++++ TASK DATA ++++

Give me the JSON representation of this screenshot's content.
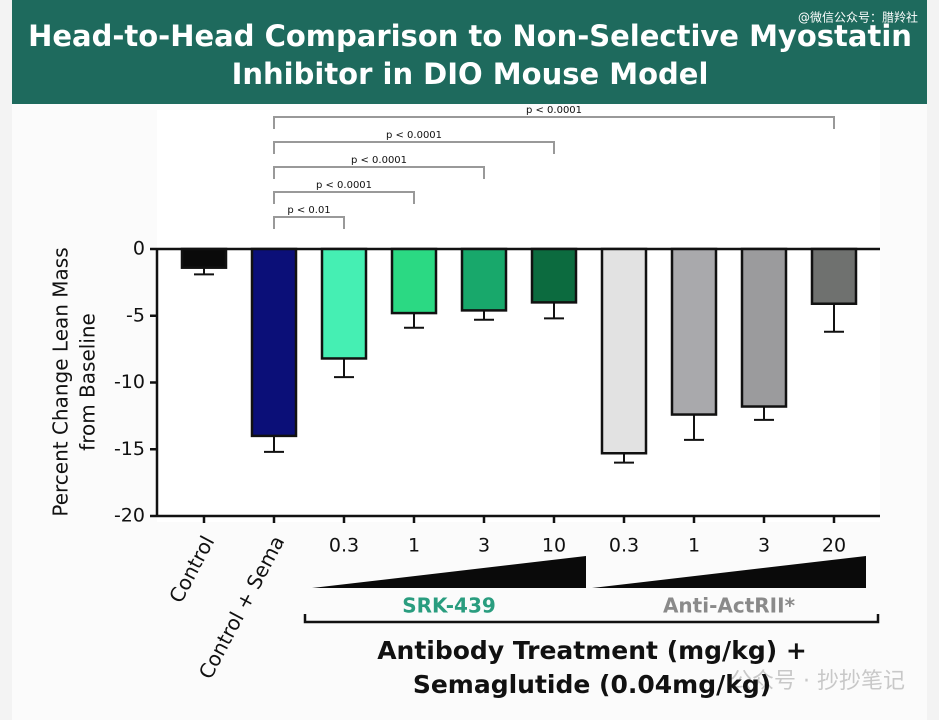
{
  "watermark": "@微信公众号：腊羚社",
  "footer_watermark": "公众号 · 抄抄笔记",
  "chart_data": {
    "type": "bar",
    "title_lines": [
      "Head-to-Head Comparison to Non-Selective Myostatin",
      "Inhibitor in DIO Mouse Model"
    ],
    "y_label_lines": [
      "Percent Change Lean Mass",
      "from Baseline"
    ],
    "x_label_lines": [
      "Antibody Treatment (mg/kg) +",
      "Semaglutide (0.04mg/kg)"
    ],
    "categories": [
      "Control",
      "Control + Sema",
      "0.3",
      "1",
      "3",
      "10",
      "0.3",
      "1",
      "3",
      "20"
    ],
    "values": [
      -1.4,
      -14.0,
      -8.2,
      -4.8,
      -4.6,
      -4.0,
      -15.3,
      -12.4,
      -11.8,
      -4.1
    ],
    "errors": [
      0.5,
      1.2,
      1.4,
      1.1,
      0.7,
      1.2,
      0.7,
      1.9,
      1.0,
      2.1
    ],
    "colors": [
      "#0a0a0a",
      "#0b0f78",
      "#45efb3",
      "#2bd983",
      "#18a86b",
      "#0c6b3f",
      "#e2e2e2",
      "#a9a9ac",
      "#9b9b9d",
      "#6f716f"
    ],
    "groups": [
      {
        "name": "SRK-439",
        "color": "#2a9d7f",
        "start": 2,
        "end": 5
      },
      {
        "name": "Anti-ActRII*",
        "color": "#8a8a8a",
        "start": 6,
        "end": 9
      }
    ],
    "comparisons": [
      {
        "from": 1,
        "to": 2,
        "label": "p < 0.01"
      },
      {
        "from": 1,
        "to": 3,
        "label": "p < 0.0001"
      },
      {
        "from": 1,
        "to": 4,
        "label": "p < 0.0001"
      },
      {
        "from": 1,
        "to": 5,
        "label": "p < 0.0001"
      },
      {
        "from": 1,
        "to": 9,
        "label": "p < 0.0001"
      }
    ],
    "ylim": [
      -20,
      0
    ],
    "yticks": [
      0,
      -5,
      -10,
      -15,
      -20
    ]
  }
}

++++

→ **ASSIGNMENT**: Each record above needs to be copied exactly, with images left out.

→ **EXERCISE RESULT**:
Give me the JSON representation of this screenshot's content.
{
  "watermark": "@微信公众号：腊羚社",
  "footer_watermark": "公众号 · 抄抄笔记",
  "chart_data": {
    "type": "bar",
    "title_lines": [
      "Head-to-Head Comparison to Non-Selective Myostatin",
      "Inhibitor in DIO Mouse Model"
    ],
    "y_label_lines": [
      "Percent Change Lean Mass",
      "from Baseline"
    ],
    "x_label_lines": [
      "Antibody Treatment (mg/kg) +",
      "Semaglutide (0.04mg/kg)"
    ],
    "categories": [
      "Control",
      "Control + Sema",
      "0.3",
      "1",
      "3",
      "10",
      "0.3",
      "1",
      "3",
      "20"
    ],
    "values": [
      -1.4,
      -14.0,
      -8.2,
      -4.8,
      -4.6,
      -4.0,
      -15.3,
      -12.4,
      -11.8,
      -4.1
    ],
    "errors": [
      0.5,
      1.2,
      1.4,
      1.1,
      0.7,
      1.2,
      0.7,
      1.9,
      1.0,
      2.1
    ],
    "colors": [
      "#0a0a0a",
      "#0b0f78",
      "#45efb3",
      "#2bd983",
      "#18a86b",
      "#0c6b3f",
      "#e2e2e2",
      "#a9a9ac",
      "#9b9b9d",
      "#6f716f"
    ],
    "groups": [
      {
        "name": "SRK-439",
        "color": "#2a9d7f",
        "start": 2,
        "end": 5
      },
      {
        "name": "Anti-ActRII*",
        "color": "#8a8a8a",
        "start": 6,
        "end": 9
      }
    ],
    "comparisons": [
      {
        "from": 1,
        "to": 2,
        "label": "p < 0.01"
      },
      {
        "from": 1,
        "to": 3,
        "label": "p < 0.0001"
      },
      {
        "from": 1,
        "to": 4,
        "label": "p < 0.0001"
      },
      {
        "from": 1,
        "to": 5,
        "label": "p < 0.0001"
      },
      {
        "from": 1,
        "to": 9,
        "label": "p < 0.0001"
      }
    ],
    "ylim": [
      -20,
      0
    ],
    "yticks": [
      0,
      -5,
      -10,
      -15,
      -20
    ]
  }
}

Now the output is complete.